→ EXERCISE BRIEF:
Your task is to locate every line holding the string "ylabel" and to copy each of them.

(Stored data entries)
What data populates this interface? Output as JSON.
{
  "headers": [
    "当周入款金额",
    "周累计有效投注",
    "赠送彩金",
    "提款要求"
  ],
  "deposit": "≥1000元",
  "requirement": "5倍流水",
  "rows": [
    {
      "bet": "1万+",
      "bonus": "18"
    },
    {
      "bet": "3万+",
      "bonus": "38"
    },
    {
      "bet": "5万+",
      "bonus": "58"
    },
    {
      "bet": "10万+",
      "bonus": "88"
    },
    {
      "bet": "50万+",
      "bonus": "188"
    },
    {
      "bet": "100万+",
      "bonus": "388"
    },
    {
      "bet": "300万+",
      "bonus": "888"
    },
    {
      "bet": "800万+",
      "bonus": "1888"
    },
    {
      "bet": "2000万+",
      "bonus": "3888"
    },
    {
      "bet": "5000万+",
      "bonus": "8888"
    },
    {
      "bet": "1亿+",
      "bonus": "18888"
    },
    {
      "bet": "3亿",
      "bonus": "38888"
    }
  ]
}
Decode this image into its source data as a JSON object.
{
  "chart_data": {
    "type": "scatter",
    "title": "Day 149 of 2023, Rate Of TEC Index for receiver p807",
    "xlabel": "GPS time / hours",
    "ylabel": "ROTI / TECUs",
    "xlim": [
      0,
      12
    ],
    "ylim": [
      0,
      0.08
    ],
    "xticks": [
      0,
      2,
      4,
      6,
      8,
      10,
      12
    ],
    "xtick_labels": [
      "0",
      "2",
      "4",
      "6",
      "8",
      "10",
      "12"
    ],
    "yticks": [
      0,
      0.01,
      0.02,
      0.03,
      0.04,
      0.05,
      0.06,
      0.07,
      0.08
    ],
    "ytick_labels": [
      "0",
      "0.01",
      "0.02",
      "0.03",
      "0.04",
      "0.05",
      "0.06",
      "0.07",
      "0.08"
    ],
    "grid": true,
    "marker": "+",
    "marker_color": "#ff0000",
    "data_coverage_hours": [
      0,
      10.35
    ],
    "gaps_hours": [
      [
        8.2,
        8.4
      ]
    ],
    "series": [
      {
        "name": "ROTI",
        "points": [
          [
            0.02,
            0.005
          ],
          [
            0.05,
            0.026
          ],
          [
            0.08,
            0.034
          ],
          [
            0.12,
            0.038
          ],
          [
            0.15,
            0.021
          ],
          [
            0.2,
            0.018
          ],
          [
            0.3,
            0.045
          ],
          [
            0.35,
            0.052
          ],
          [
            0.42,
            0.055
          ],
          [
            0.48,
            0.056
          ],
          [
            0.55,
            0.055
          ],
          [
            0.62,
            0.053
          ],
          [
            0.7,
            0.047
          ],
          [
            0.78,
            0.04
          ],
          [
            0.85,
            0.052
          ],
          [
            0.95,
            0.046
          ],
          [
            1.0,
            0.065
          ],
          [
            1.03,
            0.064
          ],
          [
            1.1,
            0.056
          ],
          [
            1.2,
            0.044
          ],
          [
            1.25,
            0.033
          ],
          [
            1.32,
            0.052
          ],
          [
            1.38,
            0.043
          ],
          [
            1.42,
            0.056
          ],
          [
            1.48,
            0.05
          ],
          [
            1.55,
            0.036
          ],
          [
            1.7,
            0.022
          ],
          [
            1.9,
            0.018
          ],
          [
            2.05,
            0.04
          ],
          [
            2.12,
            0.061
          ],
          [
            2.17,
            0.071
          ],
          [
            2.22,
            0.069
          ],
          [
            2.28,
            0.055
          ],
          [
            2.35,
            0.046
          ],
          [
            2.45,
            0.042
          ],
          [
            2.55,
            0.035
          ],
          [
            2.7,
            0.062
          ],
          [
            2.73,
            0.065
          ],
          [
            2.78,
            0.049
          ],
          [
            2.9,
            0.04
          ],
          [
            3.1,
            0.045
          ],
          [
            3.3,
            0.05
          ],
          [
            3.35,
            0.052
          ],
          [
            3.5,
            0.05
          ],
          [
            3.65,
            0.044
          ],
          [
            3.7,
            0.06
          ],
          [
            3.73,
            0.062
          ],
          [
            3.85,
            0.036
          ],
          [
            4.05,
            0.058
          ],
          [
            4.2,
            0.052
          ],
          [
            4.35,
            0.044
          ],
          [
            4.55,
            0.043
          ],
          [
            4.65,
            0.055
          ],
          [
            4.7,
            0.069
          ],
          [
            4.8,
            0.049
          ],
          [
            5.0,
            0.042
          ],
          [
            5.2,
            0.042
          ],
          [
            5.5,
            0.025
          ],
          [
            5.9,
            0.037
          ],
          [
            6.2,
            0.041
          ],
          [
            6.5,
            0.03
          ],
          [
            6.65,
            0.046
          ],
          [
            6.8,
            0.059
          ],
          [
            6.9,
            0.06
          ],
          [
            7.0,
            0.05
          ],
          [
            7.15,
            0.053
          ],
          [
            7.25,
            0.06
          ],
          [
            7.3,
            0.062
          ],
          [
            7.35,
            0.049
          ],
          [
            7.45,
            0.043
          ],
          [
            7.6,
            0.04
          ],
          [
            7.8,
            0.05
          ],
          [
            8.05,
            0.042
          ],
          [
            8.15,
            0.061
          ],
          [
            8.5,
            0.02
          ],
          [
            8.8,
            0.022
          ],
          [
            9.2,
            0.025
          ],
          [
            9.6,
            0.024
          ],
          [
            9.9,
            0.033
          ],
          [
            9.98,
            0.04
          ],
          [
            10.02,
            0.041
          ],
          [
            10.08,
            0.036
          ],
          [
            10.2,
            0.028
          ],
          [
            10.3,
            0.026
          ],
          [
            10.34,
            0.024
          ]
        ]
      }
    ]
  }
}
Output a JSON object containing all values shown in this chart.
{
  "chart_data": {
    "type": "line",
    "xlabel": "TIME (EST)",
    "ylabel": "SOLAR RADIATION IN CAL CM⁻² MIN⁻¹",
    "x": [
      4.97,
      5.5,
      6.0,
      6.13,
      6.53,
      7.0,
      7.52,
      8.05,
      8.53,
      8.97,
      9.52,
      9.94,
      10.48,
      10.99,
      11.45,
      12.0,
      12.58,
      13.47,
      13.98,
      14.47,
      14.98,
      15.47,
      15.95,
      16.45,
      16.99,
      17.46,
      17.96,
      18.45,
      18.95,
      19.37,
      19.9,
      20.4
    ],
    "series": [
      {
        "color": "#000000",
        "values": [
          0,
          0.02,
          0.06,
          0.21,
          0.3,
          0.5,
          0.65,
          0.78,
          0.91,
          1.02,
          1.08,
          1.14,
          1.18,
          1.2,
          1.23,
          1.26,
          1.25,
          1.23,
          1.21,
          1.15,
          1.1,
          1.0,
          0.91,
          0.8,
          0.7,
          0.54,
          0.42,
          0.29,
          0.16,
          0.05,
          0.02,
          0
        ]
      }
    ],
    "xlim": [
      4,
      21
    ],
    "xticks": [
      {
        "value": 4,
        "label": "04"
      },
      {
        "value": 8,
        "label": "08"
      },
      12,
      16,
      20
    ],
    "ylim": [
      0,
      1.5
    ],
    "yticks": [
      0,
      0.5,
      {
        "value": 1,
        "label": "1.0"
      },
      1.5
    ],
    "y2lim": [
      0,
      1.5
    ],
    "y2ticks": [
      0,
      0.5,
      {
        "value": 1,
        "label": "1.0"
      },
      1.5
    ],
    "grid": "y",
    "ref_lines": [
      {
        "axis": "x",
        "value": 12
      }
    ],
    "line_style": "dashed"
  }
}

→ OUTPUT FOR THIS TASK:
    "ylabel": "ROTI / TECUs",
    "ylabel": "SOLAR RADIATION IN CAL CM⁻² MIN⁻¹",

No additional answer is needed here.